# Problem to solve
Reproduce the full listing below unchanged, apart from the pictures.
* Start Data for processing *
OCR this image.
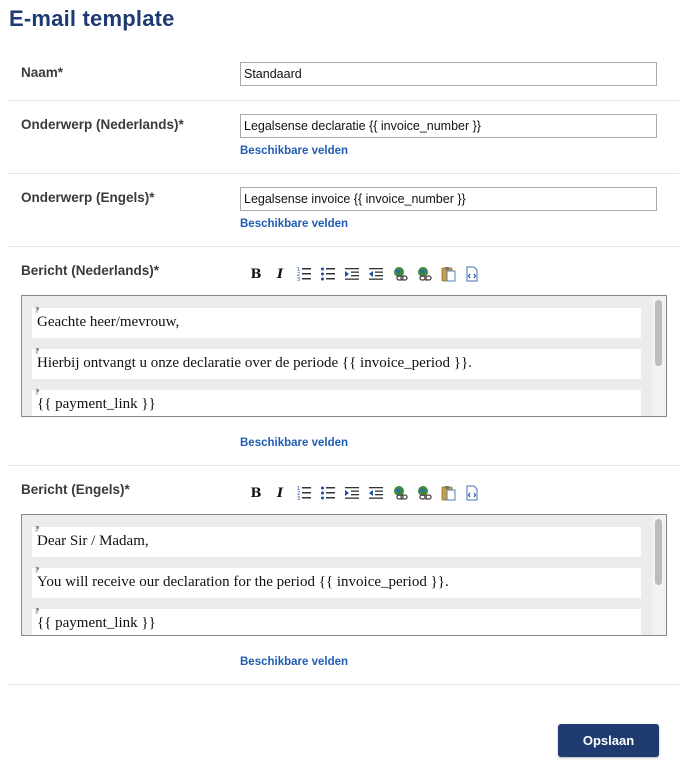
E-mail template
Naam*
Standaard
Onderwerp (Nederlands)*
Legalsense declaratie {{ invoice_number }}
Beschikbare velden
Onderwerp (Engels)*
Legalsense invoice {{ invoice_number }}
Beschikbare velden
Bericht (Nederlands)*	B I	1
2
3
⁋
Geachte heer/mevrouw,
⁋
Hierbij ontvangt u onze declaratie over de periode {{ invoice_period }}.
⁋
{{ payment_link }}
Beschikbare velden
Bericht (Engels)*	B I	1
2
3
⁋
Dear Sir / Madam,
⁋
You will receive our declaration for the period {{ invoice_period }}.
⁋
{{ payment_link }}
Beschikbare velden
Opslaan
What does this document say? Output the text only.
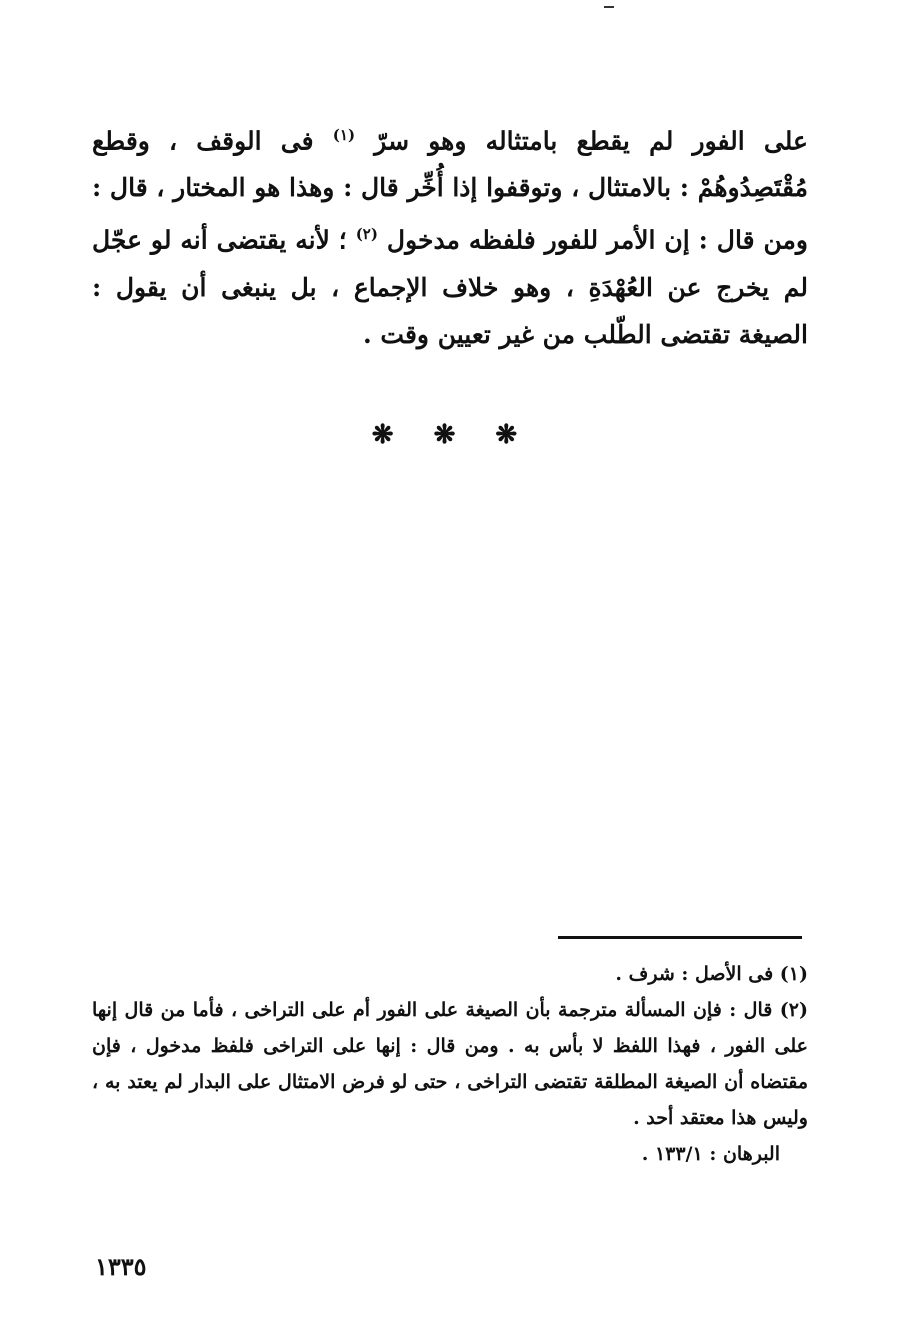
على الفور لم يقطع بامتثاله وهو سرّ $^{(١)}$ فى الوقف ، وقطع مُقْتَصِدُوهُمْ : بالامتثال ، وتوقفوا إذا أُخِّر قال : وهذا هو المختار ، قال : ومن قال : إن الأمر للفور فلفظه مدخول $^{(٢)}$ ؛ لأنه يقتضى أنه لو عجّل لم يخرج عن العُهْدَةِ ، وهو خلاف الإجماع ، بل ينبغى أن يقول : الصيغة تقتضى الطّلب من غير تعيين وقت .
❋ ❋ ❋

(١) فى الأصل : شرف .

(٢) قال : فإن المسألة مترجمة بأن الصيغة على الفور أم على التراخى ، فأما من قال إنها على الفور ، فهذا اللفظ لا بأس به . ومن قال : إنها على التراخى فلفظ مدخول ، فإن مقتضاه أن الصيغة المطلقة تقتضى التراخى ، حتى لو فرض الامتثال على البدار لم يعتد به ، وليس هذا معتقد أحد .

البرهان : ١٣٣/١ .

١٣٣٥
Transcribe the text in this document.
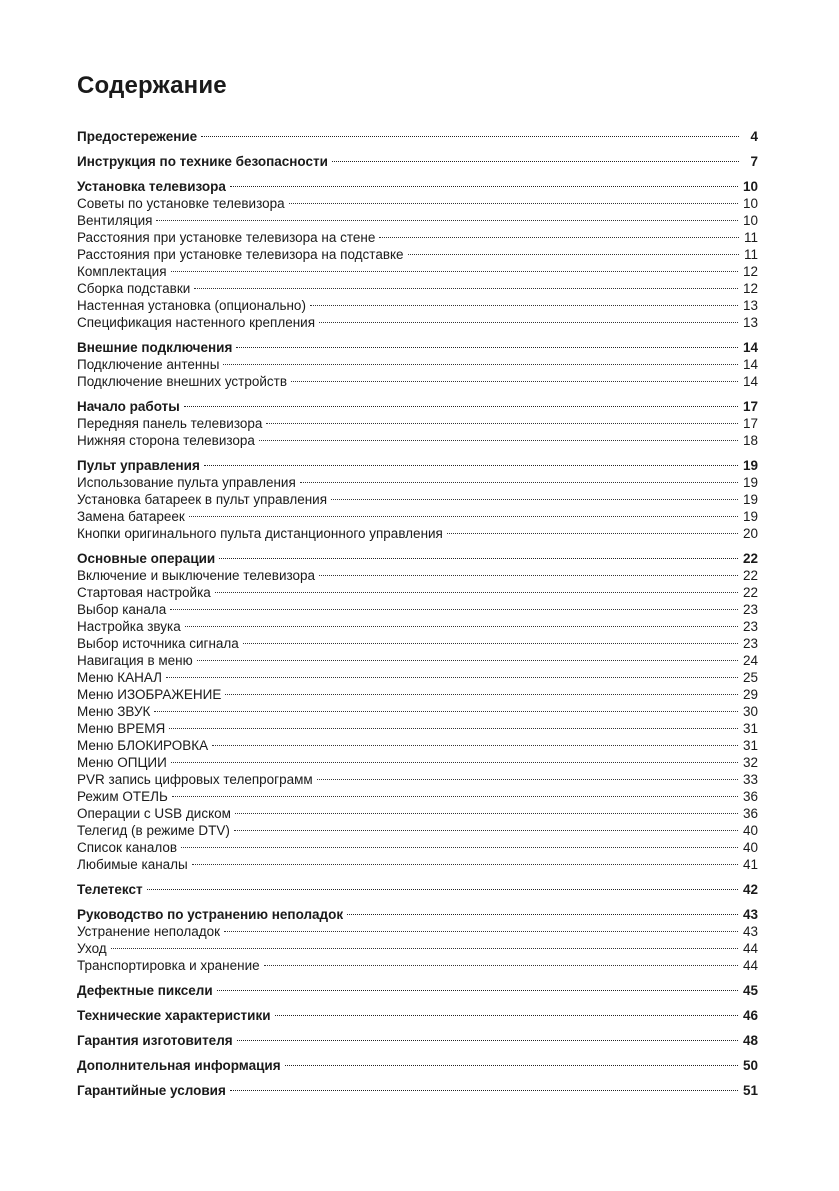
Содержание
Предостережение	4
Инструкция по технике безопасности	7
Установка телевизора	10
Советы по установке телевизора	10
Вентиляция	10
Расстояния при установке телевизора на стене	11
Расстояния при установке телевизора на подставке	11
Комплектация	12
Сборка подставки	12
Настенная установка (опционально)	13
Спецификация настенного крепления	13
Внешние подключения	14
Подключение антенны	14
Подключение внешних устройств	14
Начало работы	17
Передняя панель телевизора	17
Нижняя сторона телевизора	18
Пульт управления	19
Использование пульта управления	19
Установка батареек в пульт управления	19
Замена батареек	19
Кнопки оригинального пульта дистанционного управления	20
Основные операции	22
Включение и выключение телевизора	22
Стартовая настройка	22
Выбор канала	23
Настройка звука	23
Выбор источника сигнала	23
Навигация в меню	24
Меню КАНАЛ	25
Меню ИЗОБРАЖЕНИЕ	29
Меню ЗВУК	30
Меню ВРЕМЯ	31
Меню БЛОКИРОВКА	31
Меню ОПЦИИ	32
PVR запись цифровых телепрограмм	33
Режим ОТЕЛЬ	36
Операции с USB диском	36
Телегид (в режиме DTV)	40
Список каналов	40
Любимые каналы	41
Телетекст	42
Руководство по устранению неполадок	43
Устранение неполадок	43
Уход	44
Транспортировка и хранение	44
Дефектные пиксели	45
Технические характеристики	46
Гарантия изготовителя	48
Дополнительная информация	50
Гарантийные условия	51
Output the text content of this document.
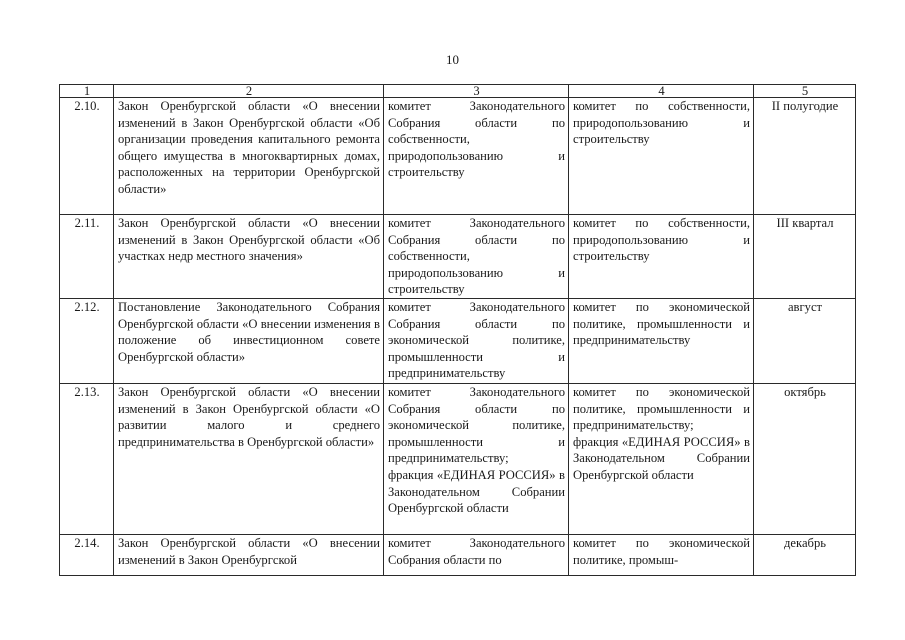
10
1	2	3	4	5
2.10.	Закон Оренбургской области «О внесении изменений в Закон Оренбургской области «Об организации проведения капитального ремонта общего имущества в многоквартирных домах, расположенных на территории Оренбургской области»	комитет Законодательного Собрания области по собственности, природопользованию и строительству	комитет по собственности, природопользованию и строительству	II полугодие
2.11.	Закон Оренбургской области «О внесении изменений в Закон Оренбургской области «Об участках недр местного значения»	комитет Законодательного Собрания области по собственности, природопользованию и строительству	комитет по собственности, природопользованию и строительству	III квартал
2.12.	Постановление Законодательного Собрания Оренбургской области «О внесении изменения в положение об инвестиционном совете Оренбургской области»	комитет Законодательного Собрания области по экономической политике, промышленности и предпринимательству	комитет по экономической политике, промышленности и предпринимательству	август
2.13.	Закон Оренбургской области «О внесении изменений в Закон Оренбургской области «О развитии малого и среднего предпринимательства в Оренбургской области»	комитет Законодательного Собрания области по экономической политике, промышленности и предпринимательству;
фракция «ЕДИНАЯ РОССИЯ» в Законодательном Собрании Оренбургской области	комитет по экономической политике, промышленности и предпринимательству;
фракция «ЕДИНАЯ РОССИЯ» в Законодательном Собрании Оренбургской области	октябрь
2.14.	Закон Оренбургской области «О внесении изменений в Закон Оренбургской	комитет Законодательного Собрания области по	комитет по экономической политике, промыш-	декабрь
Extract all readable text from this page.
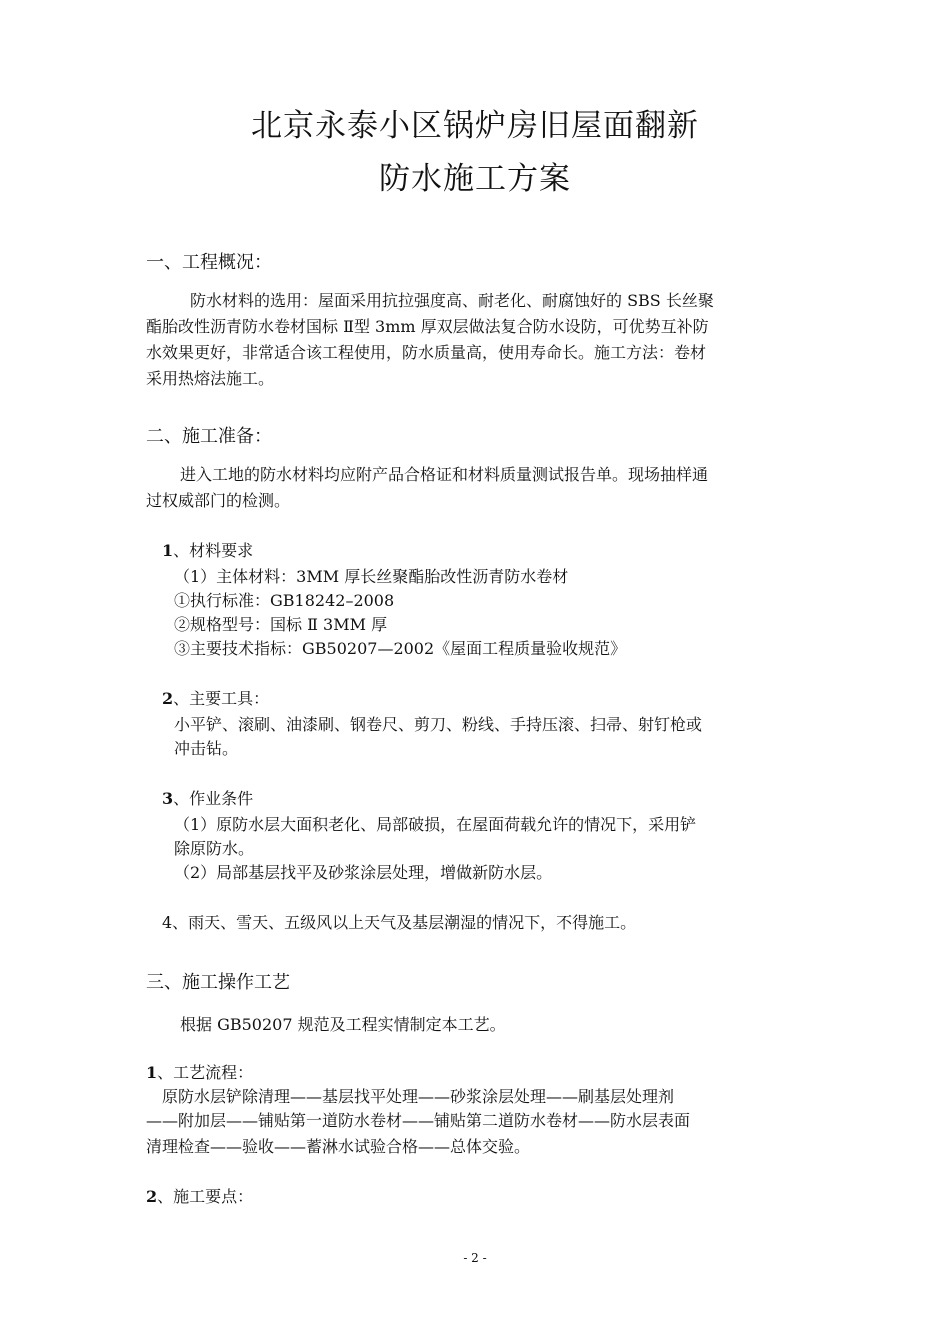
北京永泰小区锅炉房旧屋面翻新
防水施工方案
一、工程概况：
防水材料的选用：屋面采用抗拉强度高、耐老化、耐腐蚀好的 SBS 长丝聚
酯胎改性沥青防水卷材国标 Ⅱ型 3mm 厚双层做法复合防水设防，可优势互补防
水效果更好，非常适合该工程使用，防水质量高，使用寿命长。施工方法：卷材
采用热熔法施工。
二、施工准备：
进入工地的防水材料均应附产品合格证和材料质量测试报告单。现场抽样通
过权威部门的检测。
1、材料要求
（1）主体材料：3MM 厚长丝聚酯胎改性沥青防水卷材
①执行标准：GB18242–2008
②规格型号：国标 Ⅱ 3MM 厚
③主要技术指标：GB50207—2002《屋面工程质量验收规范》
2、主要工具：
小平铲、滚刷、油漆刷、钢卷尺、剪刀、粉线、手持压滚、扫帚、射钉枪或
冲击钻。
3、作业条件
（1）原防水层大面积老化、局部破损，在屋面荷载允许的情况下，采用铲
除原防水。
（2）局部基层找平及砂浆涂层处理，增做新防水层。
4、雨天、雪天、五级风以上天气及基层潮湿的情况下，不得施工。
三、施工操作工艺
根据 GB50207 规范及工程实情制定本工艺。
1、工艺流程：
原防水层铲除清理——基层找平处理——砂浆涂层处理——刷基层处理剂
——附加层——铺贴第一道防水卷材——铺贴第二道防水卷材——防水层表面
清理检查——验收——蓄淋水试验合格——总体交验。
2、施工要点：
- 2 -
* End Data for processing *
# Right answer
OCR this image.
E-mail template
Naam*
Standaard
Onderwerp (Nederlands)*
Legalsense declaratie {{ invoice_number }}
Beschikbare velden
Onderwerp (Engels)*
Legalsense invoice {{ invoice_number }}
Beschikbare velden
Bericht (Nederlands)*	B I	1
2
3
⁋
Geachte heer/mevrouw,
⁋
Hierbij ontvangt u onze declaratie over de periode {{ invoice_period }}.
⁋
{{ payment_link }}
Beschikbare velden
Bericht (Engels)*	B I	1
2
3
⁋
Dear Sir / Madam,
⁋
You will receive our declaration for the period {{ invoice_period }}.
⁋
{{ payment_link }}
Beschikbare velden
Opslaan
What does this document say? Output the text only.
على الفور لم يقطع بامتثاله وهو سرّ $^{(١)}$ فى الوقف ، وقطع مُقْتَصِدُوهُمْ : بالامتثال ، وتوقفوا إذا أُخِّر قال : وهذا هو المختار ، قال : ومن قال : إن الأمر للفور فلفظه مدخول $^{(٢)}$ ؛ لأنه يقتضى أنه لو عجّل لم يخرج عن العُهْدَةِ ، وهو خلاف الإجماع ، بل ينبغى أن يقول : الصيغة تقتضى الطّلب من غير تعيين وقت .
❋ ❋ ❋

(١) فى الأصل : شرف .

(٢) قال : فإن المسألة مترجمة بأن الصيغة على الفور أم على التراخى ، فأما من قال إنها على الفور ، فهذا اللفظ لا بأس به . ومن قال : إنها على التراخى فلفظ مدخول ، فإن مقتضاه أن الصيغة المطلقة تقتضى التراخى ، حتى لو فرض الامتثال على البدار لم يعتد به ، وليس هذا معتقد أحد .

البرهان : ١٣٣/١ .

١٣٣٥
Transcribe the text in this document.
Содержание
Предостережение	4
Инструкция по технике безопасности	7
Установка телевизора	10
Советы по установке телевизора	10
Вентиляция	10
Расстояния при установке телевизора на стене	11
Расстояния при установке телевизора на подставке	11
Комплектация	12
Сборка подставки	12
Настенная установка (опционально)	13
Спецификация настенного крепления	13
Внешние подключения	14
Подключение антенны	14
Подключение внешних устройств	14
Начало работы	17
Передняя панель телевизора	17
Нижняя сторона телевизора	18
Пульт управления	19
Использование пульта управления	19
Установка батареек в пульт управления	19
Замена батареек	19
Кнопки оригинального пульта дистанционного управления	20
Основные операции	22
Включение и выключение телевизора	22
Стартовая настройка	22
Выбор канала	23
Настройка звука	23
Выбор источника сигнала	23
Навигация в меню	24
Меню КАНАЛ	25
Меню ИЗОБРАЖЕНИЕ	29
Меню ЗВУК	30
Меню ВРЕМЯ	31
Меню БЛОКИРОВКА	31
Меню ОПЦИИ	32
PVR запись цифровых телепрограмм	33
Режим ОТЕЛЬ	36
Операции с USB диском	36
Телегид (в режиме DTV)	40
Список каналов	40
Любимые каналы	41
Телетекст	42
Руководство по устранению неполадок	43
Устранение неполадок	43
Уход	44
Транспортировка и хранение	44
Дефектные пиксели	45
Технические характеристики	46
Гарантия изготовителя	48
Дополнительная информация	50
Гарантийные условия	51
Output the text content of this document.
10
1	2	3	4	5
2.10.	Закон Оренбургской области «О внесении изменений в Закон Оренбургской области «Об организации проведения капитального ремонта общего имущества в многоквартирных домах, расположенных на территории Оренбургской области»	комитет Законодательного Собрания области по собственности, природопользованию и строительству	комитет по собственности, природопользованию и строительству	II полугодие
2.11.	Закон Оренбургской области «О внесении изменений в Закон Оренбургской области «Об участках недр местного значения»	комитет Законодательного Собрания области по собственности, природопользованию и строительству	комитет по собственности, природопользованию и строительству	III квартал
2.12.	Постановление Законодательного Собрания Оренбургской области «О внесении изменения в положение об инвестиционном совете Оренбургской области»	комитет Законодательного Собрания области по экономической политике, промышленности и предпринимательству	комитет по экономической политике, промышленности и предпринимательству	август
2.13.	Закон Оренбургской области «О внесении изменений в Закон Оренбургской области «О развитии малого и среднего предпринимательства в Оренбургской области»	комитет Законодательного Собрания области по экономической политике, промышленности и предпринимательству;
фракция «ЕДИНАЯ РОССИЯ» в Законодательном Собрании Оренбургской области	комитет по экономической политике, промышленности и предпринимательству;
фракция «ЕДИНАЯ РОССИЯ» в Законодательном Собрании Оренбургской области	октябрь
2.14.	Закон Оренбургской области «О внесении изменений в Закон Оренбургской	комитет Законодательного Собрания области по	комитет по экономической политике, промыш-	декабрь
Extract all readable text from this page.
北京永泰小区锅炉房旧屋面翻新
防水施工方案
一、工程概况：
防水材料的选用：屋面采用抗拉强度高、耐老化、耐腐蚀好的 SBS 长丝聚
酯胎改性沥青防水卷材国标 Ⅱ型 3mm 厚双层做法复合防水设防，可优势互补防
水效果更好，非常适合该工程使用，防水质量高，使用寿命长。施工方法：卷材
采用热熔法施工。
二、施工准备：
进入工地的防水材料均应附产品合格证和材料质量测试报告单。现场抽样通
过权威部门的检测。
1、材料要求
（1）主体材料：3MM 厚长丝聚酯胎改性沥青防水卷材
①执行标准：GB18242–2008
②规格型号：国标 Ⅱ 3MM 厚
③主要技术指标：GB50207—2002《屋面工程质量验收规范》
2、主要工具：
小平铲、滚刷、油漆刷、钢卷尺、剪刀、粉线、手持压滚、扫帚、射钉枪或
冲击钻。
3、作业条件
（1）原防水层大面积老化、局部破损，在屋面荷载允许的情况下，采用铲
除原防水。
（2）局部基层找平及砂浆涂层处理，增做新防水层。
4、雨天、雪天、五级风以上天气及基层潮湿的情况下，不得施工。
三、施工操作工艺
根据 GB50207 规范及工程实情制定本工艺。
1、工艺流程：
原防水层铲除清理——基层找平处理——砂浆涂层处理——刷基层处理剂
——附加层——铺贴第一道防水卷材——铺贴第二道防水卷材——防水层表面
清理检查——验收——蓄淋水试验合格——总体交验。
2、施工要点：
- 2 -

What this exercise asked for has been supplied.